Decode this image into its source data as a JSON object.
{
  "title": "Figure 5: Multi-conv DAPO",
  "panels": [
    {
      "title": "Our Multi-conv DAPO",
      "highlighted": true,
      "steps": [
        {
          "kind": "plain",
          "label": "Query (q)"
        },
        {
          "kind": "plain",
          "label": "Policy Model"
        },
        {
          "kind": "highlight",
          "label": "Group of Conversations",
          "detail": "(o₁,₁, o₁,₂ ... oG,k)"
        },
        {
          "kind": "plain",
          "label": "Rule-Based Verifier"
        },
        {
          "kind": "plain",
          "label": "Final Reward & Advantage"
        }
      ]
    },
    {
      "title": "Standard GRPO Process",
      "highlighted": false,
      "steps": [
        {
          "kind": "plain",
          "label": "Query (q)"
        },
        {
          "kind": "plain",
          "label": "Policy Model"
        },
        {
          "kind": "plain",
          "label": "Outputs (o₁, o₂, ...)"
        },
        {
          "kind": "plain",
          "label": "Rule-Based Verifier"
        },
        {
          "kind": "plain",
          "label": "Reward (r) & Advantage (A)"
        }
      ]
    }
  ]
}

--

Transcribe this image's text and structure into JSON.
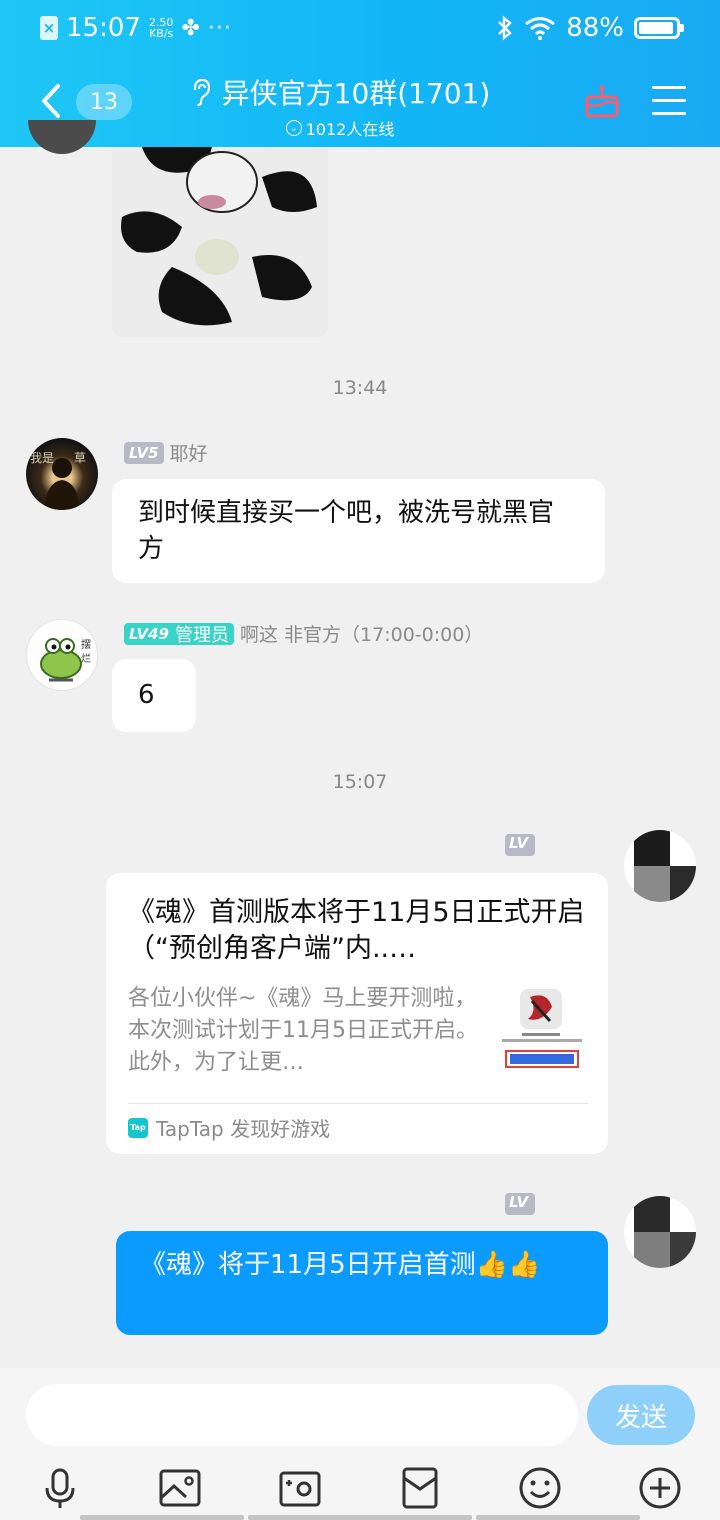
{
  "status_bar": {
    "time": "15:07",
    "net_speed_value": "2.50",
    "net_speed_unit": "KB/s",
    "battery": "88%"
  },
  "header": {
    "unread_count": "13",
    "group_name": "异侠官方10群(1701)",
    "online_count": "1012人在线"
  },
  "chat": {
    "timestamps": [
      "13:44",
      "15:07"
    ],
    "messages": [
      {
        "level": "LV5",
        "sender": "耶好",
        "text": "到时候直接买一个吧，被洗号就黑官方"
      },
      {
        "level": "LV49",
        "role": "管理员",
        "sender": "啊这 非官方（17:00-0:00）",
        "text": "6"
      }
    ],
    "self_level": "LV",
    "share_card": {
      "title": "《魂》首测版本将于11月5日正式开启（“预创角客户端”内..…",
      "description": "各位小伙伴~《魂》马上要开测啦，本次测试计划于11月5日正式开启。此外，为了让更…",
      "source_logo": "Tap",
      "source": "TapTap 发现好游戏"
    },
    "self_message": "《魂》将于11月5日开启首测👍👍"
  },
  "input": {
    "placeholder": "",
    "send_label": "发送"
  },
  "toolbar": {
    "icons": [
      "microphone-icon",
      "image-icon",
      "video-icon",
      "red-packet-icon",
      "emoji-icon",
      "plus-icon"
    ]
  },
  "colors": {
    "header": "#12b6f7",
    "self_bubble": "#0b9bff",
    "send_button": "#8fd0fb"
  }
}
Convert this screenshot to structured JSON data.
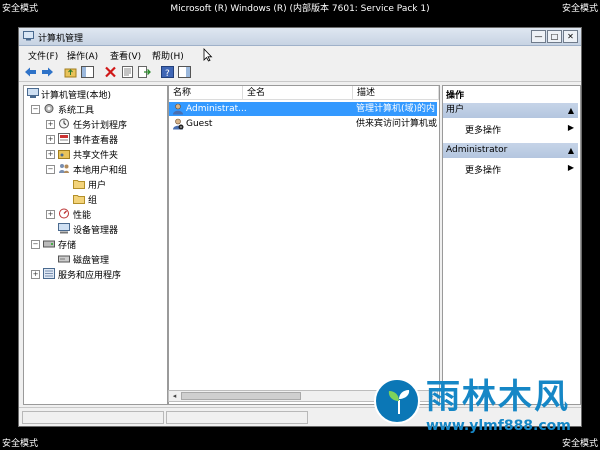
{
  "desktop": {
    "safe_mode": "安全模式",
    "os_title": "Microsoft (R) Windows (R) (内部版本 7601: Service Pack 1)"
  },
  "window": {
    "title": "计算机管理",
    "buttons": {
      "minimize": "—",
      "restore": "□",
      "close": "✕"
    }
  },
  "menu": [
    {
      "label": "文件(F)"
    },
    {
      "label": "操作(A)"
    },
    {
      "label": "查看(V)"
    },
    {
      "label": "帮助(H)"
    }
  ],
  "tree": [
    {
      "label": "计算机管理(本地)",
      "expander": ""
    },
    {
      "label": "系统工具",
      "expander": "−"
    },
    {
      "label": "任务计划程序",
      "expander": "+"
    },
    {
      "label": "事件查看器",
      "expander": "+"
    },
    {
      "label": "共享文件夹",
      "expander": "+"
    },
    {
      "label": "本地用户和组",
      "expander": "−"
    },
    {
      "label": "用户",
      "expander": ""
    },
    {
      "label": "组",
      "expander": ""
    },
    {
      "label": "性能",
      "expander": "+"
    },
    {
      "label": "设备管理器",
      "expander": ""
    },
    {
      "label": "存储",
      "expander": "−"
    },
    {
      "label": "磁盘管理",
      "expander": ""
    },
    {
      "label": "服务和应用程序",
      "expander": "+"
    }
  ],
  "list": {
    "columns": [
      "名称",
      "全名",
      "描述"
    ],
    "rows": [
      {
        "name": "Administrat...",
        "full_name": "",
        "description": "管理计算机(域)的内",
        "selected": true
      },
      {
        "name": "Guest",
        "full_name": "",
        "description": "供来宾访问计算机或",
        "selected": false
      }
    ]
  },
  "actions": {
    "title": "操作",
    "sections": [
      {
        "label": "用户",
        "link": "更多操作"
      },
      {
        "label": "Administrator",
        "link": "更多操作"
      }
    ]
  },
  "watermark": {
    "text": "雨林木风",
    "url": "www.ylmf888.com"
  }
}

Prompt:
Look through the entries and return every line where "highlighted" appears.

Full response:
      "highlighted": true,
      "highlighted": false,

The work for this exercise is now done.